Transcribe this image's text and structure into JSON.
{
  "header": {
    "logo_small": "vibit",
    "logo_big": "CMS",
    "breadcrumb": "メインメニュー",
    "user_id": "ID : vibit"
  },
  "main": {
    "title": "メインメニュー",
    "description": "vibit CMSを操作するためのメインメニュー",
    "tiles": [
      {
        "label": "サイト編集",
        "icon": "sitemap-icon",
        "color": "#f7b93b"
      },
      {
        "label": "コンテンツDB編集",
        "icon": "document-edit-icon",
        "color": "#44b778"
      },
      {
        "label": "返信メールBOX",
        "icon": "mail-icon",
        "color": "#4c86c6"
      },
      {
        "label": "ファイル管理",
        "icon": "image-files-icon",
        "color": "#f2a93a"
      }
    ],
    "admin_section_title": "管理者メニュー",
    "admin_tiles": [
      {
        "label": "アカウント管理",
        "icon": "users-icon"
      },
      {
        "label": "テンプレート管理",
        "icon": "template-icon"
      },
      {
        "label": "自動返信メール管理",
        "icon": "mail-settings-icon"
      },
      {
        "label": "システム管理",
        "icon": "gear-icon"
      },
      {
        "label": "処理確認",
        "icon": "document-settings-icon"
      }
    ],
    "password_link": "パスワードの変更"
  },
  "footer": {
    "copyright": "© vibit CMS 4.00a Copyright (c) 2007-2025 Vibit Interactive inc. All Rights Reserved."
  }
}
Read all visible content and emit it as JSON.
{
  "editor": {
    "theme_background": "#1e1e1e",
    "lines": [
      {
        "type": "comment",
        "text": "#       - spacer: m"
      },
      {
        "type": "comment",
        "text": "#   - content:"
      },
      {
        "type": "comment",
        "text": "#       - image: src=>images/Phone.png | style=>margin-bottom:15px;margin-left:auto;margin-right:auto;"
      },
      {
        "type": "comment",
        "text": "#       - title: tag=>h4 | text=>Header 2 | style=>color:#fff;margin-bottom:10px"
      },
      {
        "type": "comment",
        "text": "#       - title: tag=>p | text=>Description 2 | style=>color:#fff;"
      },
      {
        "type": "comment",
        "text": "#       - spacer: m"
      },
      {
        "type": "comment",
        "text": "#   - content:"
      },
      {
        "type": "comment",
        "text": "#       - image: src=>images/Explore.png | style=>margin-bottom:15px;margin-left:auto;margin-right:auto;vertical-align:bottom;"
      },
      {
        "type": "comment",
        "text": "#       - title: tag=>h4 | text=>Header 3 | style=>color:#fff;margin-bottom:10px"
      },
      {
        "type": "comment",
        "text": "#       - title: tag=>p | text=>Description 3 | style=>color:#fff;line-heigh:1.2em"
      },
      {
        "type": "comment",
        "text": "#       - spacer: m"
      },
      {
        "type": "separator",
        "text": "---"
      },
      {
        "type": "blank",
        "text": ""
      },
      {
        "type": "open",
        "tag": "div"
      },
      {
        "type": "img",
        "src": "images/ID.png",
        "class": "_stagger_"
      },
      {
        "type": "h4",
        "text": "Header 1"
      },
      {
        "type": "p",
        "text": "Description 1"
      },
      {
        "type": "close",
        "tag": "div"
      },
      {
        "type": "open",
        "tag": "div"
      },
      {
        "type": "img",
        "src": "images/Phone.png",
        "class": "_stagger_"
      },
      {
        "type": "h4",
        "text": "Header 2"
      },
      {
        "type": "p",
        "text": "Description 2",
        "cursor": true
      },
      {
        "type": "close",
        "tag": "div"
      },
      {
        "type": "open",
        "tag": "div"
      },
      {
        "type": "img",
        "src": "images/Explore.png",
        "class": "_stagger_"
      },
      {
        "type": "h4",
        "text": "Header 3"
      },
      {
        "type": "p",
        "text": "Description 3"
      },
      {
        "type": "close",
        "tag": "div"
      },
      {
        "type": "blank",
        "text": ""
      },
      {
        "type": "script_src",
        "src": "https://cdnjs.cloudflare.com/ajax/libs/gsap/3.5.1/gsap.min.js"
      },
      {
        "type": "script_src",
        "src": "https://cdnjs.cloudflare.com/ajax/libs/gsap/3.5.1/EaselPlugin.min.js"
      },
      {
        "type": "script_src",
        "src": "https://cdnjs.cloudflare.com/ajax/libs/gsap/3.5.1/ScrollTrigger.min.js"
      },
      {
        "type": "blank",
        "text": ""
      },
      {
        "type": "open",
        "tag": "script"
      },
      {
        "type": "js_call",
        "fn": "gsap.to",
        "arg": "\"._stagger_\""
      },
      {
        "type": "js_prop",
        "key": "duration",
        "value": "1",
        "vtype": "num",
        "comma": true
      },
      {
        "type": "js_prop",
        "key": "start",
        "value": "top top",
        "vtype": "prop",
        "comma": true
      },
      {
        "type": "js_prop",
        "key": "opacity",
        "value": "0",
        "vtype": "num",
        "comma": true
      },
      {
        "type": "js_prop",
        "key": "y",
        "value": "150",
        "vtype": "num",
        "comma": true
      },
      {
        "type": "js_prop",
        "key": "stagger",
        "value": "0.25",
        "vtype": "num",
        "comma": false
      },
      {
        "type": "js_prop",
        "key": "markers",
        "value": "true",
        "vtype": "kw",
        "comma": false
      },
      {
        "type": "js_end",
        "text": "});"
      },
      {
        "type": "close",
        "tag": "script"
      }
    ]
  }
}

------------------------------------------------------------------------

* _REQUIREMENTS_
Exactly reproduce every line found in the records.

* _REPLY_
Transcribe this image's text and structure into JSON.
{
  "header": {
    "logo_small": "vibit",
    "logo_big": "CMS",
    "breadcrumb": "メインメニュー",
    "user_id": "ID : vibit"
  },
  "main": {
    "title": "メインメニュー",
    "description": "vibit CMSを操作するためのメインメニュー",
    "tiles": [
      {
        "label": "サイト編集",
        "icon": "sitemap-icon",
        "color": "#f7b93b"
      },
      {
        "label": "コンテンツDB編集",
        "icon": "document-edit-icon",
        "color": "#44b778"
      },
      {
        "label": "返信メールBOX",
        "icon": "mail-icon",
        "color": "#4c86c6"
      },
      {
        "label": "ファイル管理",
        "icon": "image-files-icon",
        "color": "#f2a93a"
      }
    ],
    "admin_section_title": "管理者メニュー",
    "admin_tiles": [
      {
        "label": "アカウント管理",
        "icon": "users-icon"
      },
      {
        "label": "テンプレート管理",
        "icon": "template-icon"
      },
      {
        "label": "自動返信メール管理",
        "icon": "mail-settings-icon"
      },
      {
        "label": "システム管理",
        "icon": "gear-icon"
      },
      {
        "label": "処理確認",
        "icon": "document-settings-icon"
      }
    ],
    "password_link": "パスワードの変更"
  },
  "footer": {
    "copyright": "© vibit CMS 4.00a Copyright (c) 2007-2025 Vibit Interactive inc. All Rights Reserved."
  }
}
Read all visible content and emit it as JSON.
{
  "editor": {
    "theme_background": "#1e1e1e",
    "lines": [
      {
        "type": "comment",
        "text": "#       - spacer: m"
      },
      {
        "type": "comment",
        "text": "#   - content:"
      },
      {
        "type": "comment",
        "text": "#       - image: src=>images/Phone.png | style=>margin-bottom:15px;margin-left:auto;margin-right:auto;"
      },
      {
        "type": "comment",
        "text": "#       - title: tag=>h4 | text=>Header 2 | style=>color:#fff;margin-bottom:10px"
      },
      {
        "type": "comment",
        "text": "#       - title: tag=>p | text=>Description 2 | style=>color:#fff;"
      },
      {
        "type": "comment",
        "text": "#       - spacer: m"
      },
      {
        "type": "comment",
        "text": "#   - content:"
      },
      {
        "type": "comment",
        "text": "#       - image: src=>images/Explore.png | style=>margin-bottom:15px;margin-left:auto;margin-right:auto;vertical-align:bottom;"
      },
      {
        "type": "comment",
        "text": "#       - title: tag=>h4 | text=>Header 3 | style=>color:#fff;margin-bottom:10px"
      },
      {
        "type": "comment",
        "text": "#       - title: tag=>p | text=>Description 3 | style=>color:#fff;line-heigh:1.2em"
      },
      {
        "type": "comment",
        "text": "#       - spacer: m"
      },
      {
        "type": "separator",
        "text": "---"
      },
      {
        "type": "blank",
        "text": ""
      },
      {
        "type": "open",
        "tag": "div"
      },
      {
        "type": "img",
        "src": "images/ID.png",
        "class": "_stagger_"
      },
      {
        "type": "h4",
        "text": "Header 1"
      },
      {
        "type": "p",
        "text": "Description 1"
      },
      {
        "type": "close",
        "tag": "div"
      },
      {
        "type": "open",
        "tag": "div"
      },
      {
        "type": "img",
        "src": "images/Phone.png",
        "class": "_stagger_"
      },
      {
        "type": "h4",
        "text": "Header 2"
      },
      {
        "type": "p",
        "text": "Description 2",
        "cursor": true
      },
      {
        "type": "close",
        "tag": "div"
      },
      {
        "type": "open",
        "tag": "div"
      },
      {
        "type": "img",
        "src": "images/Explore.png",
        "class": "_stagger_"
      },
      {
        "type": "h4",
        "text": "Header 3"
      },
      {
        "type": "p",
        "text": "Description 3"
      },
      {
        "type": "close",
        "tag": "div"
      },
      {
        "type": "blank",
        "text": ""
      },
      {
        "type": "script_src",
        "src": "https://cdnjs.cloudflare.com/ajax/libs/gsap/3.5.1/gsap.min.js"
      },
      {
        "type": "script_src",
        "src": "https://cdnjs.cloudflare.com/ajax/libs/gsap/3.5.1/EaselPlugin.min.js"
      },
      {
        "type": "script_src",
        "src": "https://cdnjs.cloudflare.com/ajax/libs/gsap/3.5.1/ScrollTrigger.min.js"
      },
      {
        "type": "blank",
        "text": ""
      },
      {
        "type": "open",
        "tag": "script"
      },
      {
        "type": "js_call",
        "fn": "gsap.to",
        "arg": "\"._stagger_\""
      },
      {
        "type": "js_prop",
        "key": "duration",
        "value": "1",
        "vtype": "num",
        "comma": true
      },
      {
        "type": "js_prop",
        "key": "start",
        "value": "top top",
        "vtype": "prop",
        "comma": true
      },
      {
        "type": "js_prop",
        "key": "opacity",
        "value": "0",
        "vtype": "num",
        "comma": true
      },
      {
        "type": "js_prop",
        "key": "y",
        "value": "150",
        "vtype": "num",
        "comma": true
      },
      {
        "type": "js_prop",
        "key": "stagger",
        "value": "0.25",
        "vtype": "num",
        "comma": false
      },
      {
        "type": "js_prop",
        "key": "markers",
        "value": "true",
        "vtype": "kw",
        "comma": false
      },
      {
        "type": "js_end",
        "text": "});"
      },
      {
        "type": "close",
        "tag": "script"
      }
    ]
  }
}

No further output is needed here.